> [WHAT TO WORK ON] Reproduce every one of these lines word for word.

(Dataset rows)
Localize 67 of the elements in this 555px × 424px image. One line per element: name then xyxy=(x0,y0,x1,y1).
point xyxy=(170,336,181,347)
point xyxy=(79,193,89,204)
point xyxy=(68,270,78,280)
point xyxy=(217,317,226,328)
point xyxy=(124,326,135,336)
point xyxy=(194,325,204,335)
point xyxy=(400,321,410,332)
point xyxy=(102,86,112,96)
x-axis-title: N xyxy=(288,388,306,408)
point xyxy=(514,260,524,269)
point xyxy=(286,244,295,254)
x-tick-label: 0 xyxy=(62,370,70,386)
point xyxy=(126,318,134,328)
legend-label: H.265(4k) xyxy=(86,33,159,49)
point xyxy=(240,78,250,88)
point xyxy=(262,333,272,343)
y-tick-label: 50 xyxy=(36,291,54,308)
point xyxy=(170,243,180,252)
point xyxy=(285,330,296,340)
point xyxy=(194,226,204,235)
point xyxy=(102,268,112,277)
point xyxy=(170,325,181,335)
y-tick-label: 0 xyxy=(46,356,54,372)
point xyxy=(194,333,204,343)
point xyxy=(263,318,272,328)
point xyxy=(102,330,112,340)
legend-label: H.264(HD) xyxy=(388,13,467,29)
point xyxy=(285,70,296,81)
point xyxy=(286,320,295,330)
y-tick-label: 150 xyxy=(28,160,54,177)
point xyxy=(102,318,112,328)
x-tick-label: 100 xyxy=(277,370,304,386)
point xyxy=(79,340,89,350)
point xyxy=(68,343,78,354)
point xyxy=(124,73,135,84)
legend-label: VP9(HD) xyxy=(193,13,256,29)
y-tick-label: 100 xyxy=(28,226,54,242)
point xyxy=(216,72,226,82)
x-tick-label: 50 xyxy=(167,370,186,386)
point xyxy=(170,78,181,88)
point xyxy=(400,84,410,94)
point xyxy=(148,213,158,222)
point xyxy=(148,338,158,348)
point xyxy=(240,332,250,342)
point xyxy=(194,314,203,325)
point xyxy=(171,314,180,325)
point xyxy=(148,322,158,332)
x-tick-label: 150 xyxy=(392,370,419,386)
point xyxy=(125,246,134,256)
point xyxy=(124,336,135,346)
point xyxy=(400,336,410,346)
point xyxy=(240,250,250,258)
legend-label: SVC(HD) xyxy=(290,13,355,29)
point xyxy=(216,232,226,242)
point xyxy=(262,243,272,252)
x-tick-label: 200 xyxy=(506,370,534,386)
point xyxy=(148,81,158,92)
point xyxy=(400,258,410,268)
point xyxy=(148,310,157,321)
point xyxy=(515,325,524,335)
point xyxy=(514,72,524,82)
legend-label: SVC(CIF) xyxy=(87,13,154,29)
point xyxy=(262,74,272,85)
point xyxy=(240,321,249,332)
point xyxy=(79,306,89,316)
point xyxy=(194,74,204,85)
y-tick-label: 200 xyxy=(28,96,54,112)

> [RESPONSE TO THE TASK]
Localize 67 of the elements in this 555px × 424px image. One line per element: name then xyxy=(x0,y0,x1,y1).
point xyxy=(170,336,181,347)
point xyxy=(79,193,89,204)
point xyxy=(68,270,78,280)
point xyxy=(217,317,226,328)
point xyxy=(124,326,135,336)
point xyxy=(194,325,204,335)
point xyxy=(400,321,410,332)
point xyxy=(102,86,112,96)
x-axis-title: N xyxy=(288,388,306,408)
point xyxy=(514,260,524,269)
point xyxy=(286,244,295,254)
x-tick-label: 0 xyxy=(62,370,70,386)
point xyxy=(126,318,134,328)
legend-label: H.265(4k) xyxy=(86,33,159,49)
point xyxy=(240,78,250,88)
point xyxy=(262,333,272,343)
y-tick-label: 50 xyxy=(36,291,54,308)
point xyxy=(170,243,180,252)
point xyxy=(285,330,296,340)
point xyxy=(194,226,204,235)
point xyxy=(102,268,112,277)
point xyxy=(170,325,181,335)
y-tick-label: 0 xyxy=(46,356,54,372)
point xyxy=(194,333,204,343)
point xyxy=(263,318,272,328)
point xyxy=(102,330,112,340)
legend-label: H.264(HD) xyxy=(388,13,467,29)
point xyxy=(285,70,296,81)
point xyxy=(286,320,295,330)
y-tick-label: 150 xyxy=(28,160,54,177)
point xyxy=(102,318,112,328)
x-tick-label: 100 xyxy=(277,370,304,386)
point xyxy=(79,340,89,350)
point xyxy=(68,343,78,354)
point xyxy=(124,73,135,84)
legend-label: VP9(HD) xyxy=(193,13,256,29)
y-tick-label: 100 xyxy=(28,226,54,242)
point xyxy=(216,72,226,82)
x-tick-label: 50 xyxy=(167,370,186,386)
point xyxy=(170,78,181,88)
point xyxy=(400,84,410,94)
point xyxy=(148,213,158,222)
point xyxy=(148,338,158,348)
point xyxy=(240,332,250,342)
point xyxy=(194,314,203,325)
point xyxy=(171,314,180,325)
point xyxy=(148,322,158,332)
x-tick-label: 150 xyxy=(392,370,419,386)
point xyxy=(125,246,134,256)
point xyxy=(124,336,135,346)
point xyxy=(400,336,410,346)
point xyxy=(240,250,250,258)
legend-label: SVC(HD) xyxy=(290,13,355,29)
point xyxy=(216,232,226,242)
point xyxy=(262,243,272,252)
x-tick-label: 200 xyxy=(506,370,534,386)
point xyxy=(148,81,158,92)
point xyxy=(400,258,410,268)
point xyxy=(148,310,157,321)
point xyxy=(515,325,524,335)
point xyxy=(514,72,524,82)
legend-label: SVC(CIF) xyxy=(87,13,154,29)
point xyxy=(262,74,272,85)
point xyxy=(240,321,249,332)
point xyxy=(79,306,89,316)
point xyxy=(194,74,204,85)
y-tick-label: 200 xyxy=(28,96,54,112)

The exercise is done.